• JOUW OPDRACHT:
Schrijf alle rijen hieronder regel voor regel ongewijzigd over, maar laat de afbeeldingen weg.
══ AANGELEVERD MATERIAAL ══
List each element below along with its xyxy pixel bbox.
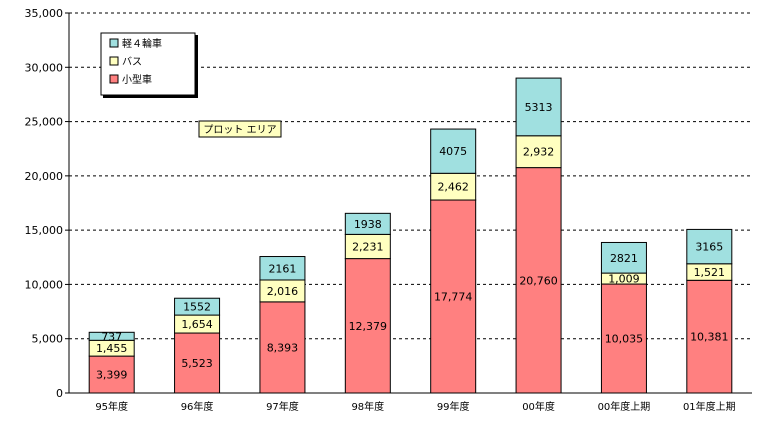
x-tick-label: 99年度 (437, 400, 470, 413)
y-tick-label: 5,000 (32, 333, 64, 346)
legend-frame-shadow-right (195, 35, 198, 97)
bar-segment (174, 297, 221, 316)
y-tick-label: 30,000 (25, 61, 64, 74)
legend-label: 小型車 (122, 73, 152, 86)
data-label: 5,523 (181, 357, 213, 370)
y-tick-label: 20,000 (25, 170, 64, 183)
x-tick-label: 97年度 (266, 400, 299, 413)
plot-area-annotation: プロット エリア (198, 120, 282, 138)
data-label: 1938 (354, 218, 382, 231)
y-tick-label: 25,000 (25, 116, 64, 129)
bar-segment (515, 77, 562, 137)
data-label: 737 (101, 330, 122, 343)
x-tick-label: 00年度 (522, 400, 555, 413)
data-label: 1,009 (608, 273, 640, 286)
x-tick-label: 95年度 (95, 400, 128, 413)
data-label: 20,760 (519, 274, 558, 287)
bar-segment (430, 172, 477, 201)
bar-segment (686, 228, 733, 265)
y-tick-label: 15,000 (25, 224, 64, 237)
data-label: 1552 (183, 301, 211, 314)
legend-label: 軽４輪車 (122, 37, 162, 50)
bar-segment (430, 128, 477, 174)
data-label: 3,399 (96, 369, 128, 382)
data-label: 8,393 (267, 341, 299, 354)
data-label: 2161 (268, 262, 296, 275)
data-label: 2,016 (267, 285, 299, 298)
y-tick-label: 10,000 (25, 278, 64, 291)
data-label: 10,381 (690, 331, 729, 344)
bar-segment (259, 301, 306, 394)
plot-area-annotation-box (198, 120, 282, 138)
plot-area-annotation-text: プロット エリア (203, 124, 276, 136)
data-label: 1,654 (181, 318, 213, 331)
x-tick-label: 96年度 (181, 400, 214, 413)
legend-swatch (109, 56, 119, 66)
x-tick-label: 01年度上期 (683, 400, 736, 413)
data-label: 3165 (695, 241, 723, 254)
data-label: 1,521 (694, 266, 726, 279)
data-label: 2,462 (437, 181, 469, 194)
y-tick-label: 35,000 (25, 7, 64, 20)
y-tick-label: 0 (56, 387, 63, 400)
bar-segment (430, 199, 477, 394)
data-label: 5313 (525, 101, 553, 114)
legend-swatch (109, 74, 119, 84)
data-label: 10,035 (605, 333, 644, 346)
legend-frame-shadow-bottom (103, 95, 198, 98)
bar-segment (259, 256, 306, 281)
bar-segment (600, 241, 647, 274)
bar-segment (344, 212, 391, 235)
legend-swatch (109, 38, 119, 48)
data-label: 12,379 (349, 320, 388, 333)
data-label: 4075 (439, 145, 467, 158)
y-axis: 0 5,000 10,000 15,000 20,000 25,000 30,000 35,0… (25, 7, 70, 400)
data-label: 2,932 (523, 146, 555, 159)
bar-segment (686, 279, 733, 394)
bar-segment (88, 331, 135, 341)
bar-segment (600, 283, 647, 394)
legend-label: バス (122, 56, 142, 68)
data-label: 17,774 (434, 291, 473, 304)
bar-segment (515, 135, 562, 169)
bar-segment (515, 167, 562, 394)
x-tick-label: 00年度上期 (598, 400, 651, 413)
x-axis: 95年度 96年度 97年度 98年度 99年度 00年度 00年度上期 01年度上期 (69, 392, 752, 413)
data-label: 2,231 (352, 240, 384, 253)
data-label: 2821 (610, 252, 638, 265)
data-label: 1,455 (96, 342, 128, 355)
bar-segment (344, 258, 391, 394)
x-tick-label: 98年度 (351, 400, 384, 413)
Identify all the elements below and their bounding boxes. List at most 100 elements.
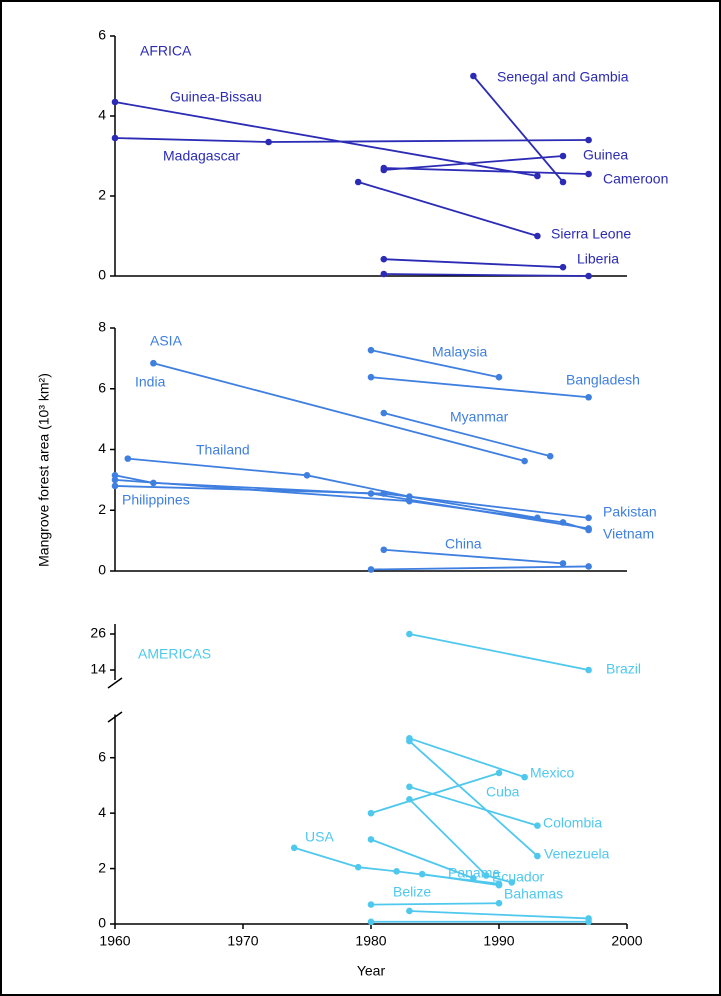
═══
• OPLOSSING:
List each element below along with its xyxy pixel bbox.
x-tick-label: 99年度 (437, 400, 470, 413)
y-tick-label: 5,000 (32, 333, 64, 346)
legend-frame-shadow-right (195, 35, 198, 97)
bar-segment (174, 297, 221, 316)
y-tick-label: 30,000 (25, 61, 64, 74)
legend-label: 小型車 (122, 73, 152, 86)
data-label: 5,523 (181, 357, 213, 370)
y-tick-label: 20,000 (25, 170, 64, 183)
x-tick-label: 97年度 (266, 400, 299, 413)
plot-area-annotation: プロット エリア (198, 120, 282, 138)
data-label: 1938 (354, 218, 382, 231)
y-tick-label: 25,000 (25, 116, 64, 129)
bar-segment (515, 77, 562, 137)
data-label: 737 (101, 330, 122, 343)
x-tick-label: 00年度 (522, 400, 555, 413)
data-label: 1,009 (608, 273, 640, 286)
x-tick-label: 95年度 (95, 400, 128, 413)
data-label: 20,760 (519, 274, 558, 287)
bar-segment (430, 172, 477, 201)
bar-segment (686, 228, 733, 265)
y-tick-label: 15,000 (25, 224, 64, 237)
data-label: 1552 (183, 301, 211, 314)
legend-label: 軽４輪車 (122, 37, 162, 50)
bar-segment (430, 128, 477, 174)
data-label: 3,399 (96, 369, 128, 382)
data-label: 8,393 (267, 341, 299, 354)
data-label: 2161 (268, 262, 296, 275)
data-label: 2,016 (267, 285, 299, 298)
y-tick-label: 10,000 (25, 278, 64, 291)
data-label: 10,381 (690, 331, 729, 344)
bar-segment (259, 301, 306, 394)
plot-area-annotation-box (198, 120, 282, 138)
plot-area-annotation-text: プロット エリア (203, 124, 276, 136)
data-label: 1,654 (181, 318, 213, 331)
x-tick-label: 96年度 (181, 400, 214, 413)
legend-swatch (109, 56, 119, 66)
x-tick-label: 01年度上期 (683, 400, 736, 413)
data-label: 3165 (695, 241, 723, 254)
data-label: 1,521 (694, 266, 726, 279)
data-label: 2,462 (437, 181, 469, 194)
y-tick-label: 35,000 (25, 7, 64, 20)
y-tick-label: 0 (56, 387, 63, 400)
bar-segment (430, 199, 477, 394)
data-label: 5313 (525, 101, 553, 114)
legend-swatch (109, 74, 119, 84)
data-label: 10,035 (605, 333, 644, 346)
legend-frame-shadow-bottom (103, 95, 198, 98)
bar-segment (259, 256, 306, 281)
bar-segment (600, 241, 647, 274)
bar-segment (344, 212, 391, 235)
legend-swatch (109, 38, 119, 48)
data-label: 12,379 (349, 320, 388, 333)
data-label: 4075 (439, 145, 467, 158)
y-axis: 0 5,000 10,000 15,000 20,000 25,000 30,000 35,0… (25, 7, 70, 400)
data-label: 2,932 (523, 146, 555, 159)
bar-segment (686, 279, 733, 394)
bar-segment (88, 331, 135, 341)
bar-segment (600, 283, 647, 394)
legend-label: バス (122, 56, 142, 68)
data-label: 17,774 (434, 291, 473, 304)
bar-segment (515, 135, 562, 169)
bar-segment (515, 167, 562, 394)
x-tick-label: 00年度上期 (598, 400, 651, 413)
x-axis: 95年度 96年度 97年度 98年度 99年度 00年度 00年度上期 01年度上期 (69, 392, 752, 413)
data-label: 2,231 (352, 240, 384, 253)
data-label: 2821 (610, 252, 638, 265)
data-label: 1,455 (96, 342, 128, 355)
bar-segment (344, 258, 391, 394)
x-tick-label: 98年度 (351, 400, 384, 413)
Identify all the elements below and their bounding boxes. List at most 100 elements.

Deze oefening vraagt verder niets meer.